#### [EXTRAIT DU DOCUMENT]
::::::
Les additions
Les cendres volantes, qui sont des additions pouzzolaniques, affinent la structure poreuse et accroissent le volume de C-S-H par consommation de la Portlandite. La Portlandite étant mieux cristallisée et plus rigide, on pourrait s’attendre, avec sa consommation dans le ciment hydraté, à une augmentation du fluage à long terme. [Bamforth, 1980] a observé que le fluage d’un béton à base de ciment Portland est plus important que celui d’une même formulation pour laquelle 30% de liant a été remplacé par des cendres volantes (CF. FIGURE I-23). Cette constatation est confirmée par d’autres études [Ross, 1960 et Bamforth et Bahra, 1979] qui remarquent également une diminution de la déformation de fluage avec l’augmentation de la teneur en cendres. Cependant, selon [Lothia et al., 1976], au-delà de 15% de remplacement du ciment par des cendres, le fluage du béton augmente de façon significative (environ 25% de déformation supplémentaire). En menant des études similaires avec différentes cendres volantes [Ghosh et Timusk, 1981] ont conclu que les résultats étaient conditionnés par la qualité des cendres volantes. Une cendre volante de bonne qualité entraînait un module d’élasticité équivalent à celui d’un béton de même résistance sans cendres, et permettait de réduire significativement le fluage. En revanche, lorsque la cendre utilisée est de moins bonne qualité, le fluage du béton est comparable à celui du béton de référence
Paramètres environnementaux
Le type de cure
D’après [Ladaoui, 2010], la réalisation d’une cure eau ou d’une cure endogène, avant la mise en charge, n’influencerait que peu la cinétique et l’amplitude du fluage propre du béton. Sur la FIGURE I-25, on remarque une différence d’amplitude qui peut, selon l’auteur, être expliquée par la différence d’âge du béton (chargement à 70 jours de cure endogène contre 14 mois de cure eau). Cependant, avec une cure endogène, l’eau est consommée pour l’hydratation du béton, le degré de saturation est par conséquent légèrement inférieur à 1, alors qu’en cure sous Comportement THM des structures en béton 57 eau il est égal à 1 au moment de l’essai puisque la porosité reste toujours saturée. Cette autodessiccation peut être responsable de microfissuration et d’apparition de fluage de dessiccation lorsqu’une contrainte est appliquée, ce qui expliquerait l’écart d’amplitude du fluage relevé par [Ladaoui, 2010].
::::::
#### [LISTE DES DONNÉES]
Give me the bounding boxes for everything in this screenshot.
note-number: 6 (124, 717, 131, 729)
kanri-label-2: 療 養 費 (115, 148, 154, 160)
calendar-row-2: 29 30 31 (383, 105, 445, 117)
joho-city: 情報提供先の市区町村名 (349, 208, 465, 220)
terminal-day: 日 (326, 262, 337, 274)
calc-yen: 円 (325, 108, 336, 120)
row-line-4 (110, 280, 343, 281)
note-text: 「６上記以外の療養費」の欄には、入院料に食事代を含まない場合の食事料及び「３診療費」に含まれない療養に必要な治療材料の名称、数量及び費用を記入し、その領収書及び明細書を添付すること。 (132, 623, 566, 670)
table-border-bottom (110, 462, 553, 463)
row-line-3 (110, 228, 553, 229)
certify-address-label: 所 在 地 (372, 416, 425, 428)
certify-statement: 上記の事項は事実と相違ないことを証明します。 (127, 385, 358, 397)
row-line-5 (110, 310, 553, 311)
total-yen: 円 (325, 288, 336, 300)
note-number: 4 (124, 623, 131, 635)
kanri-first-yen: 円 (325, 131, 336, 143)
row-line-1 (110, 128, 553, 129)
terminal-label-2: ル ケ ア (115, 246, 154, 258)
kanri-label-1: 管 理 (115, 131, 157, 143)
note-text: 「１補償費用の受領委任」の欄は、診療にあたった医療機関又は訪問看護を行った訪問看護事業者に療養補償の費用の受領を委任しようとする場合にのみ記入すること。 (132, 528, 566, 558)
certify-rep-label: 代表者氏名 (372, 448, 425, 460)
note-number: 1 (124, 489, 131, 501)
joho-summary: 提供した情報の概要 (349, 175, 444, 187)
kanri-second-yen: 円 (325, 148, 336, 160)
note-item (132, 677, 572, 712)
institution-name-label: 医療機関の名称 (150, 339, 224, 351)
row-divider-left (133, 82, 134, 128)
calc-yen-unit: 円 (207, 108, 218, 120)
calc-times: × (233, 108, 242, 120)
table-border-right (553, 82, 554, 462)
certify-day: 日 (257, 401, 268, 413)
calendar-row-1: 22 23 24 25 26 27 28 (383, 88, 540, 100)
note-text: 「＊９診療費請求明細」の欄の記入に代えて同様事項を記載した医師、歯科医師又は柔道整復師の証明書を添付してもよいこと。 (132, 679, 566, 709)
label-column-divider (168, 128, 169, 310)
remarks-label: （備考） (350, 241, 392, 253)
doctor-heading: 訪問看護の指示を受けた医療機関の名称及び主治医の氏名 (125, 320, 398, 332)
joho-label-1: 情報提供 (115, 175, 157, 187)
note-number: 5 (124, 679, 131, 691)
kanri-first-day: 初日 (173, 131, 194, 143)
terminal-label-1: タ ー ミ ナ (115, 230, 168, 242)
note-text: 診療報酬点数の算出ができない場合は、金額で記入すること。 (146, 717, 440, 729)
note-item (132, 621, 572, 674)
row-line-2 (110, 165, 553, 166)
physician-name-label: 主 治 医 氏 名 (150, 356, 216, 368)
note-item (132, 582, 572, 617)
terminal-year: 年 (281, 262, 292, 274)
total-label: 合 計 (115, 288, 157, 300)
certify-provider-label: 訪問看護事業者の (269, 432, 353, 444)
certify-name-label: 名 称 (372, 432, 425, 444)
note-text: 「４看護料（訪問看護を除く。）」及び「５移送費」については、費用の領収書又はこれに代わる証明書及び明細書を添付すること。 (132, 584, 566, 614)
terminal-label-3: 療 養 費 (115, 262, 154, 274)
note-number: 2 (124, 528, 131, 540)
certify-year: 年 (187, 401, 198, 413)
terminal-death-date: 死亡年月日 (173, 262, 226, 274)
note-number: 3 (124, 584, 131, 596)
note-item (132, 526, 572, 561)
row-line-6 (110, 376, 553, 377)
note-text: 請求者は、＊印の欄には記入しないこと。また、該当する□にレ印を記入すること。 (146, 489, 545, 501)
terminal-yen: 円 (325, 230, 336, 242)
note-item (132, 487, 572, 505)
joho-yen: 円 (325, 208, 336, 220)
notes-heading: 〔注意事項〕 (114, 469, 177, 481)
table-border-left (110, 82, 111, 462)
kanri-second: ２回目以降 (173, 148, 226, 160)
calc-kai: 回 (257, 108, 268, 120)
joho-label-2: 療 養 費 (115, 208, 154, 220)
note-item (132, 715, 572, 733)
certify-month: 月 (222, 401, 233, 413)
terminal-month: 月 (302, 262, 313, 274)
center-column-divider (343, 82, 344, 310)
::::::
#### [À VOUS]
D'après l'extrait sur le fluage du béton, au-delà de quel taux de remplacement du ciment par des cendres le fluage augmente-t-il nettement selon [Lothia et al., 1976] ? La liste n'intervient pas du tout ici.

#### [CORRIGÉ]
Au-delà de 15 % de remplacement du ciment par des cendres.